Data entries

-- -- --

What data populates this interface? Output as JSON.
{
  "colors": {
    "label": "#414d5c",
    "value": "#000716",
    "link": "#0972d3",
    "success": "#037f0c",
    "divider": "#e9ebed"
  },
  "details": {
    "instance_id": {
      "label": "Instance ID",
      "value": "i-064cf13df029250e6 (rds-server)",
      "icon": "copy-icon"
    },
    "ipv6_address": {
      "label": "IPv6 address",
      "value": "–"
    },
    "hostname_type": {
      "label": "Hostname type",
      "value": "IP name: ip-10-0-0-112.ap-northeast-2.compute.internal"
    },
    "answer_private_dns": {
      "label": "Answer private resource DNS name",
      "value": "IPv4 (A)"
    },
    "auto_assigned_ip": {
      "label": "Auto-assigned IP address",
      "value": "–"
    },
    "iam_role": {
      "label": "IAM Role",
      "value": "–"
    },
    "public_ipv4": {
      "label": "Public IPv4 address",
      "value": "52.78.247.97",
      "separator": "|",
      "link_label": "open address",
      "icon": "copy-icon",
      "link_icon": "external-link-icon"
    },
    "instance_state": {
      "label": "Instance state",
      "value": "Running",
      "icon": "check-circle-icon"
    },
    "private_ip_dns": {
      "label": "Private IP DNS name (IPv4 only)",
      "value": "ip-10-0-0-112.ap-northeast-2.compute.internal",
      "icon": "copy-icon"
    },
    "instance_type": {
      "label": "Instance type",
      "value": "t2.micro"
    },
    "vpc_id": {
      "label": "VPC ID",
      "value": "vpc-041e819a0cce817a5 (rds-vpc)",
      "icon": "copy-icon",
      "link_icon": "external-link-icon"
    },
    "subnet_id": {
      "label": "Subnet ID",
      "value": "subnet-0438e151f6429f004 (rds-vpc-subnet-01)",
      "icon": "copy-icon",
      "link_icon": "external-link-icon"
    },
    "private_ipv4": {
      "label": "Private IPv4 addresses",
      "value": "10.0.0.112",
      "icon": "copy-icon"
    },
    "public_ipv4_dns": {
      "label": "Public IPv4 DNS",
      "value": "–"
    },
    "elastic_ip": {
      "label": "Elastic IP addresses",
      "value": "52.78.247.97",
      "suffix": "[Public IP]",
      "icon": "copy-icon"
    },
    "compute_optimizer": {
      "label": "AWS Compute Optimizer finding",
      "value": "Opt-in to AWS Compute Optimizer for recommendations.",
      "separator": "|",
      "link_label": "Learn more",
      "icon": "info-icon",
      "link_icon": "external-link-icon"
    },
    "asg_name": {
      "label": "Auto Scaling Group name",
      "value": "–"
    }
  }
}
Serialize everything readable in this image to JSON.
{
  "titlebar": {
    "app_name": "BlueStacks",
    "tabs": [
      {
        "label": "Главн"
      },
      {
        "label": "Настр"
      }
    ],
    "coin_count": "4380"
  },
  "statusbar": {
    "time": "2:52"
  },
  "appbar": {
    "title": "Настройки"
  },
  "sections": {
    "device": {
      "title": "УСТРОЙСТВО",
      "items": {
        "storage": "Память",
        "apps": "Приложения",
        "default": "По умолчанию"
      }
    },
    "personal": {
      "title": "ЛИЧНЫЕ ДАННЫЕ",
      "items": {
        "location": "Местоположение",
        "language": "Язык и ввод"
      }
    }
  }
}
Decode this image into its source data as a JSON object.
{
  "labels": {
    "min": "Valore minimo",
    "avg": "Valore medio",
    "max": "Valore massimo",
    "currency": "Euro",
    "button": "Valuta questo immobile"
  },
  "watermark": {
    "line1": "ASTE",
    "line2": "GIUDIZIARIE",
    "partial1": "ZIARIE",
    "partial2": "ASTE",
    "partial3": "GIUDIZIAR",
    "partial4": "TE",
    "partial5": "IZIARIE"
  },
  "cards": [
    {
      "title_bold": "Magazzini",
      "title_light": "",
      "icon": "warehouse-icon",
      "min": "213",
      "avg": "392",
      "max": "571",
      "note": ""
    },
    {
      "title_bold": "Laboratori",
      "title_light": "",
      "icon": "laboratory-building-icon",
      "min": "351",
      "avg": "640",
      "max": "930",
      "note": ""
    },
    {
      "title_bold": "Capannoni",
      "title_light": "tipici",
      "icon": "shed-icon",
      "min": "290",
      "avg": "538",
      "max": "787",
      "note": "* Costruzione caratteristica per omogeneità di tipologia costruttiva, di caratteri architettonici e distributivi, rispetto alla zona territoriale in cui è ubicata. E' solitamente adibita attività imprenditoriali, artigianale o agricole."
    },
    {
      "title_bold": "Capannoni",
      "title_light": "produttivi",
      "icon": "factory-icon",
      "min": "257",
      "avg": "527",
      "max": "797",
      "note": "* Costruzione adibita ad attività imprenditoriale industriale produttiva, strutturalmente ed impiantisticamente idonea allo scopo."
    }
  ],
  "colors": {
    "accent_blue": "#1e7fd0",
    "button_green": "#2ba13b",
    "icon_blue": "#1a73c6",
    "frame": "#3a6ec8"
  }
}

-- -- --

▸ WRITTEN PROBLEM
Repeat the entries shown above, every one, word for word.

▸ COMPLETED EXERCISE
What data populates this interface? Output as JSON.
{
  "colors": {
    "label": "#414d5c",
    "value": "#000716",
    "link": "#0972d3",
    "success": "#037f0c",
    "divider": "#e9ebed"
  },
  "details": {
    "instance_id": {
      "label": "Instance ID",
      "value": "i-064cf13df029250e6 (rds-server)",
      "icon": "copy-icon"
    },
    "ipv6_address": {
      "label": "IPv6 address",
      "value": "–"
    },
    "hostname_type": {
      "label": "Hostname type",
      "value": "IP name: ip-10-0-0-112.ap-northeast-2.compute.internal"
    },
    "answer_private_dns": {
      "label": "Answer private resource DNS name",
      "value": "IPv4 (A)"
    },
    "auto_assigned_ip": {
      "label": "Auto-assigned IP address",
      "value": "–"
    },
    "iam_role": {
      "label": "IAM Role",
      "value": "–"
    },
    "public_ipv4": {
      "label": "Public IPv4 address",
      "value": "52.78.247.97",
      "separator": "|",
      "link_label": "open address",
      "icon": "copy-icon",
      "link_icon": "external-link-icon"
    },
    "instance_state": {
      "label": "Instance state",
      "value": "Running",
      "icon": "check-circle-icon"
    },
    "private_ip_dns": {
      "label": "Private IP DNS name (IPv4 only)",
      "value": "ip-10-0-0-112.ap-northeast-2.compute.internal",
      "icon": "copy-icon"
    },
    "instance_type": {
      "label": "Instance type",
      "value": "t2.micro"
    },
    "vpc_id": {
      "label": "VPC ID",
      "value": "vpc-041e819a0cce817a5 (rds-vpc)",
      "icon": "copy-icon",
      "link_icon": "external-link-icon"
    },
    "subnet_id": {
      "label": "Subnet ID",
      "value": "subnet-0438e151f6429f004 (rds-vpc-subnet-01)",
      "icon": "copy-icon",
      "link_icon": "external-link-icon"
    },
    "private_ipv4": {
      "label": "Private IPv4 addresses",
      "value": "10.0.0.112",
      "icon": "copy-icon"
    },
    "public_ipv4_dns": {
      "label": "Public IPv4 DNS",
      "value": "–"
    },
    "elastic_ip": {
      "label": "Elastic IP addresses",
      "value": "52.78.247.97",
      "suffix": "[Public IP]",
      "icon": "copy-icon"
    },
    "compute_optimizer": {
      "label": "AWS Compute Optimizer finding",
      "value": "Opt-in to AWS Compute Optimizer for recommendations.",
      "separator": "|",
      "link_label": "Learn more",
      "icon": "info-icon",
      "link_icon": "external-link-icon"
    },
    "asg_name": {
      "label": "Auto Scaling Group name",
      "value": "–"
    }
  }
}
Serialize everything readable in this image to JSON.
{
  "titlebar": {
    "app_name": "BlueStacks",
    "tabs": [
      {
        "label": "Главн"
      },
      {
        "label": "Настр"
      }
    ],
    "coin_count": "4380"
  },
  "statusbar": {
    "time": "2:52"
  },
  "appbar": {
    "title": "Настройки"
  },
  "sections": {
    "device": {
      "title": "УСТРОЙСТВО",
      "items": {
        "storage": "Память",
        "apps": "Приложения",
        "default": "По умолчанию"
      }
    },
    "personal": {
      "title": "ЛИЧНЫЕ ДАННЫЕ",
      "items": {
        "location": "Местоположение",
        "language": "Язык и ввод"
      }
    }
  }
}
Decode this image into its source data as a JSON object.
{
  "labels": {
    "min": "Valore minimo",
    "avg": "Valore medio",
    "max": "Valore massimo",
    "currency": "Euro",
    "button": "Valuta questo immobile"
  },
  "watermark": {
    "line1": "ASTE",
    "line2": "GIUDIZIARIE",
    "partial1": "ZIARIE",
    "partial2": "ASTE",
    "partial3": "GIUDIZIAR",
    "partial4": "TE",
    "partial5": "IZIARIE"
  },
  "cards": [
    {
      "title_bold": "Magazzini",
      "title_light": "",
      "icon": "warehouse-icon",
      "min": "213",
      "avg": "392",
      "max": "571",
      "note": ""
    },
    {
      "title_bold": "Laboratori",
      "title_light": "",
      "icon": "laboratory-building-icon",
      "min": "351",
      "avg": "640",
      "max": "930",
      "note": ""
    },
    {
      "title_bold": "Capannoni",
      "title_light": "tipici",
      "icon": "shed-icon",
      "min": "290",
      "avg": "538",
      "max": "787",
      "note": "* Costruzione caratteristica per omogeneità di tipologia costruttiva, di caratteri architettonici e distributivi, rispetto alla zona territoriale in cui è ubicata. E' solitamente adibita attività imprenditoriali, artigianale o agricole."
    },
    {
      "title_bold": "Capannoni",
      "title_light": "produttivi",
      "icon": "factory-icon",
      "min": "257",
      "avg": "527",
      "max": "797",
      "note": "* Costruzione adibita ad attività imprenditoriale industriale produttiva, strutturalmente ed impiantisticamente idonea allo scopo."
    }
  ],
  "colors": {
    "accent_blue": "#1e7fd0",
    "button_green": "#2ba13b",
    "icon_blue": "#1a73c6",
    "frame": "#3a6ec8"
  }
}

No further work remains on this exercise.